- **What you need to do**
Copy every line, leaving nothing out and adding nothing.

- **Provided information**
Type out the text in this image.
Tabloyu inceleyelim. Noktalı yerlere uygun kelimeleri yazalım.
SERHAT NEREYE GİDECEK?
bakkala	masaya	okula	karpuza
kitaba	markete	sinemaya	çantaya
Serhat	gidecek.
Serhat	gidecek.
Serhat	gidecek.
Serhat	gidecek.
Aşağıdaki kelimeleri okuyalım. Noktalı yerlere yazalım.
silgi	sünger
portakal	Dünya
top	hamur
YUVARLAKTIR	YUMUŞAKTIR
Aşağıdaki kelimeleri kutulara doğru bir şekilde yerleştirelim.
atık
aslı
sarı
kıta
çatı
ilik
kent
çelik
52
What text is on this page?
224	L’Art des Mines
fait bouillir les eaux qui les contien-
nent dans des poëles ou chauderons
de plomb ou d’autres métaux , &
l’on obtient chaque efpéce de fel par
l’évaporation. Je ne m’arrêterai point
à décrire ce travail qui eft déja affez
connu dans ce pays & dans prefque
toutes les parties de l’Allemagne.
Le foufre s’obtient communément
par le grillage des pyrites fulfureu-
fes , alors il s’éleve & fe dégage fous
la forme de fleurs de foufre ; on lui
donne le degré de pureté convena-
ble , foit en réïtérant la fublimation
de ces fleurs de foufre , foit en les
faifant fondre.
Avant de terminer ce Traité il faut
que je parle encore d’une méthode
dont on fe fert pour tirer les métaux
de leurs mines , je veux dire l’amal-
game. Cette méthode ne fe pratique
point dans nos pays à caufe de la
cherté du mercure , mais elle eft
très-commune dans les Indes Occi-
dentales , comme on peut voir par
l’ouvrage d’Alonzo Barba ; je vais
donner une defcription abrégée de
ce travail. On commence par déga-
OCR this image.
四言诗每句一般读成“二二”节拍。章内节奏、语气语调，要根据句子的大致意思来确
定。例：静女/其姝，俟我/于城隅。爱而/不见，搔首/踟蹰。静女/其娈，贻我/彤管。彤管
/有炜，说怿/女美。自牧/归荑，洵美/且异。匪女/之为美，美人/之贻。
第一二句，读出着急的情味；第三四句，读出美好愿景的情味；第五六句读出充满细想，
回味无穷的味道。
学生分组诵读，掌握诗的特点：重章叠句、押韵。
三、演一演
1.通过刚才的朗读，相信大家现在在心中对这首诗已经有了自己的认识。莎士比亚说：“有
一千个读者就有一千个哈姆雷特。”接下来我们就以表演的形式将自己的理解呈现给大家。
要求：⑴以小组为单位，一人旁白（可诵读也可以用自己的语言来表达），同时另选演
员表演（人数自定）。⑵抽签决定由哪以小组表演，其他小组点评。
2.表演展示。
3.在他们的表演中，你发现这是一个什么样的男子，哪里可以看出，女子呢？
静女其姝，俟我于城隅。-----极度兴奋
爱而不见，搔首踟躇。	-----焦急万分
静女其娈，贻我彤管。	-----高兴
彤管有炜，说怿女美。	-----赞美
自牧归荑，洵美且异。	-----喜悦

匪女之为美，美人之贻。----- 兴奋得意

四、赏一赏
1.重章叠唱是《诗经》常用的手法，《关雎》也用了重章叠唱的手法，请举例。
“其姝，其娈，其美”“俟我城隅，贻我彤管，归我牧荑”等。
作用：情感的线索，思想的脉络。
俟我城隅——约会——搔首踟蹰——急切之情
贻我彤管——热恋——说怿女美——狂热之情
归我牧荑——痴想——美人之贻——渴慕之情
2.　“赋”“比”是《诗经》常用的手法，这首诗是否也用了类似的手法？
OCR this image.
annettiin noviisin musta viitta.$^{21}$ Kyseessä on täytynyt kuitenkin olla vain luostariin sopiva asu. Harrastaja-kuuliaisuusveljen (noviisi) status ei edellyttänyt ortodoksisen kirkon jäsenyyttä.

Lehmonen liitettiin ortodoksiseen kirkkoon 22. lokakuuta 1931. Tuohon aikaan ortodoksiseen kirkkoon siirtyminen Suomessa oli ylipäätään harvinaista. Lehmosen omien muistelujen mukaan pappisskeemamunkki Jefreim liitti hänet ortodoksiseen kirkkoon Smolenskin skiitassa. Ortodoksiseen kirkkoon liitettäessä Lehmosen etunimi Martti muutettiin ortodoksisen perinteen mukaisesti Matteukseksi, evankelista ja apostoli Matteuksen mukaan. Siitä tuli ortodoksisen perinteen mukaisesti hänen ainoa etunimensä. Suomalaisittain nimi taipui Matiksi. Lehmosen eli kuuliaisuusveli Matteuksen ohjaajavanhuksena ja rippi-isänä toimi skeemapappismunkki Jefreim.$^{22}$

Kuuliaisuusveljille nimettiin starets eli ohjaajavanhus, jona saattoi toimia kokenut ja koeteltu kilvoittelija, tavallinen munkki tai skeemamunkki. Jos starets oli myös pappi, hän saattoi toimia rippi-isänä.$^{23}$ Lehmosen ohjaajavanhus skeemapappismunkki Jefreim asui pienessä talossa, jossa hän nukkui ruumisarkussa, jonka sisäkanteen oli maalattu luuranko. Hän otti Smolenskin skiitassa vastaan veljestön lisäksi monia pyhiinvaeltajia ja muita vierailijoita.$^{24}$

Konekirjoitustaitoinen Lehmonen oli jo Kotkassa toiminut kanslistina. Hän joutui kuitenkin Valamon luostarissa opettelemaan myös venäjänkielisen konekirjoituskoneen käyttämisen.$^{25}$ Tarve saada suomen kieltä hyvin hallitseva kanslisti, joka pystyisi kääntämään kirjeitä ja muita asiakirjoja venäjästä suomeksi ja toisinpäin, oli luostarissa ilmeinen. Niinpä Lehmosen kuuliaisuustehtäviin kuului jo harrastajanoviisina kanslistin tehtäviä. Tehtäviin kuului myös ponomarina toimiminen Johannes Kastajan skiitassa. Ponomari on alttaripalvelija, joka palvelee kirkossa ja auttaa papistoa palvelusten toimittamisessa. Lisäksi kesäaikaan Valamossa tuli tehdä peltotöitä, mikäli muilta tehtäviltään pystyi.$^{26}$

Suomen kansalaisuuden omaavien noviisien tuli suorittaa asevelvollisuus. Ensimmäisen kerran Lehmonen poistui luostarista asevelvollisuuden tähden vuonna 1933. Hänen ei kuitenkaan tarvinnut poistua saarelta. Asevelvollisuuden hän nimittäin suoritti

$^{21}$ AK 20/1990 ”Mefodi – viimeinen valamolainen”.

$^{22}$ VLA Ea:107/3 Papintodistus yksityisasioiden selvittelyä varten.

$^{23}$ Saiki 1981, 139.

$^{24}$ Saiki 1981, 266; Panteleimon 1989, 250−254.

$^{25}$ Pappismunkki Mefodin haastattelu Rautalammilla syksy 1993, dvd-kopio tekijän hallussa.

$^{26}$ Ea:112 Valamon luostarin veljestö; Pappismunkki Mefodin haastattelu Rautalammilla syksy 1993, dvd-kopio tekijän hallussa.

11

- **Answer for the task**
Type out the text in this image.
Tabloyu inceleyelim. Noktalı yerlere uygun kelimeleri yazalım.
SERHAT NEREYE GİDECEK?
bakkala	masaya	okula	karpuza
kitaba	markete	sinemaya	çantaya
Serhat	gidecek.
Serhat	gidecek.
Serhat	gidecek.
Serhat	gidecek.
Aşağıdaki kelimeleri okuyalım. Noktalı yerlere yazalım.
silgi	sünger
portakal	Dünya
top	hamur
YUVARLAKTIR	YUMUŞAKTIR
Aşağıdaki kelimeleri kutulara doğru bir şekilde yerleştirelim.
atık
aslı
sarı
kıta
çatı
ilik
kent
çelik
52
What text is on this page?
224	L’Art des Mines
fait bouillir les eaux qui les contien-
nent dans des poëles ou chauderons
de plomb ou d’autres métaux , &
l’on obtient chaque efpéce de fel par
l’évaporation. Je ne m’arrêterai point
à décrire ce travail qui eft déja affez
connu dans ce pays & dans prefque
toutes les parties de l’Allemagne.
Le foufre s’obtient communément
par le grillage des pyrites fulfureu-
fes , alors il s’éleve & fe dégage fous
la forme de fleurs de foufre ; on lui
donne le degré de pureté convena-
ble , foit en réïtérant la fublimation
de ces fleurs de foufre , foit en les
faifant fondre.
Avant de terminer ce Traité il faut
que je parle encore d’une méthode
dont on fe fert pour tirer les métaux
de leurs mines , je veux dire l’amal-
game. Cette méthode ne fe pratique
point dans nos pays à caufe de la
cherté du mercure , mais elle eft
très-commune dans les Indes Occi-
dentales , comme on peut voir par
l’ouvrage d’Alonzo Barba ; je vais
donner une defcription abrégée de
ce travail. On commence par déga-
OCR this image.
四言诗每句一般读成“二二”节拍。章内节奏、语气语调，要根据句子的大致意思来确
定。例：静女/其姝，俟我/于城隅。爱而/不见，搔首/踟蹰。静女/其娈，贻我/彤管。彤管
/有炜，说怿/女美。自牧/归荑，洵美/且异。匪女/之为美，美人/之贻。
第一二句，读出着急的情味；第三四句，读出美好愿景的情味；第五六句读出充满细想，
回味无穷的味道。
学生分组诵读，掌握诗的特点：重章叠句、押韵。
三、演一演
1.通过刚才的朗读，相信大家现在在心中对这首诗已经有了自己的认识。莎士比亚说：“有
一千个读者就有一千个哈姆雷特。”接下来我们就以表演的形式将自己的理解呈现给大家。
要求：⑴以小组为单位，一人旁白（可诵读也可以用自己的语言来表达），同时另选演
员表演（人数自定）。⑵抽签决定由哪以小组表演，其他小组点评。
2.表演展示。
3.在他们的表演中，你发现这是一个什么样的男子，哪里可以看出，女子呢？
静女其姝，俟我于城隅。-----极度兴奋
爱而不见，搔首踟躇。	-----焦急万分
静女其娈，贻我彤管。	-----高兴
彤管有炜，说怿女美。	-----赞美
自牧归荑，洵美且异。	-----喜悦

匪女之为美，美人之贻。----- 兴奋得意

四、赏一赏
1.重章叠唱是《诗经》常用的手法，《关雎》也用了重章叠唱的手法，请举例。
“其姝，其娈，其美”“俟我城隅，贻我彤管，归我牧荑”等。
作用：情感的线索，思想的脉络。
俟我城隅——约会——搔首踟蹰——急切之情
贻我彤管——热恋——说怿女美——狂热之情
归我牧荑——痴想——美人之贻——渴慕之情
2.　“赋”“比”是《诗经》常用的手法，这首诗是否也用了类似的手法？
OCR this image.
annettiin noviisin musta viitta.$^{21}$ Kyseessä on täytynyt kuitenkin olla vain luostariin sopiva asu. Harrastaja-kuuliaisuusveljen (noviisi) status ei edellyttänyt ortodoksisen kirkon jäsenyyttä.

Lehmonen liitettiin ortodoksiseen kirkkoon 22. lokakuuta 1931. Tuohon aikaan ortodoksiseen kirkkoon siirtyminen Suomessa oli ylipäätään harvinaista. Lehmosen omien muistelujen mukaan pappisskeemamunkki Jefreim liitti hänet ortodoksiseen kirkkoon Smolenskin skiitassa. Ortodoksiseen kirkkoon liitettäessä Lehmosen etunimi Martti muutettiin ortodoksisen perinteen mukaisesti Matteukseksi, evankelista ja apostoli Matteuksen mukaan. Siitä tuli ortodoksisen perinteen mukaisesti hänen ainoa etunimensä. Suomalaisittain nimi taipui Matiksi. Lehmosen eli kuuliaisuusveli Matteuksen ohjaajavanhuksena ja rippi-isänä toimi skeemapappismunkki Jefreim.$^{22}$

Kuuliaisuusveljille nimettiin starets eli ohjaajavanhus, jona saattoi toimia kokenut ja koeteltu kilvoittelija, tavallinen munkki tai skeemamunkki. Jos starets oli myös pappi, hän saattoi toimia rippi-isänä.$^{23}$ Lehmosen ohjaajavanhus skeemapappismunkki Jefreim asui pienessä talossa, jossa hän nukkui ruumisarkussa, jonka sisäkanteen oli maalattu luuranko. Hän otti Smolenskin skiitassa vastaan veljestön lisäksi monia pyhiinvaeltajia ja muita vierailijoita.$^{24}$

Konekirjoitustaitoinen Lehmonen oli jo Kotkassa toiminut kanslistina. Hän joutui kuitenkin Valamon luostarissa opettelemaan myös venäjänkielisen konekirjoituskoneen käyttämisen.$^{25}$ Tarve saada suomen kieltä hyvin hallitseva kanslisti, joka pystyisi kääntämään kirjeitä ja muita asiakirjoja venäjästä suomeksi ja toisinpäin, oli luostarissa ilmeinen. Niinpä Lehmosen kuuliaisuustehtäviin kuului jo harrastajanoviisina kanslistin tehtäviä. Tehtäviin kuului myös ponomarina toimiminen Johannes Kastajan skiitassa. Ponomari on alttaripalvelija, joka palvelee kirkossa ja auttaa papistoa palvelusten toimittamisessa. Lisäksi kesäaikaan Valamossa tuli tehdä peltotöitä, mikäli muilta tehtäviltään pystyi.$^{26}$

Suomen kansalaisuuden omaavien noviisien tuli suorittaa asevelvollisuus. Ensimmäisen kerran Lehmonen poistui luostarista asevelvollisuuden tähden vuonna 1933. Hänen ei kuitenkaan tarvinnut poistua saarelta. Asevelvollisuuden hän nimittäin suoritti

$^{21}$ AK 20/1990 ”Mefodi – viimeinen valamolainen”.

$^{22}$ VLA Ea:107/3 Papintodistus yksityisasioiden selvittelyä varten.

$^{23}$ Saiki 1981, 139.

$^{24}$ Saiki 1981, 266; Panteleimon 1989, 250−254.

$^{25}$ Pappismunkki Mefodin haastattelu Rautalammilla syksy 1993, dvd-kopio tekijän hallussa.

$^{26}$ Ea:112 Valamon luostarin veljestö; Pappismunkki Mefodin haastattelu Rautalammilla syksy 1993, dvd-kopio tekijän hallussa.

11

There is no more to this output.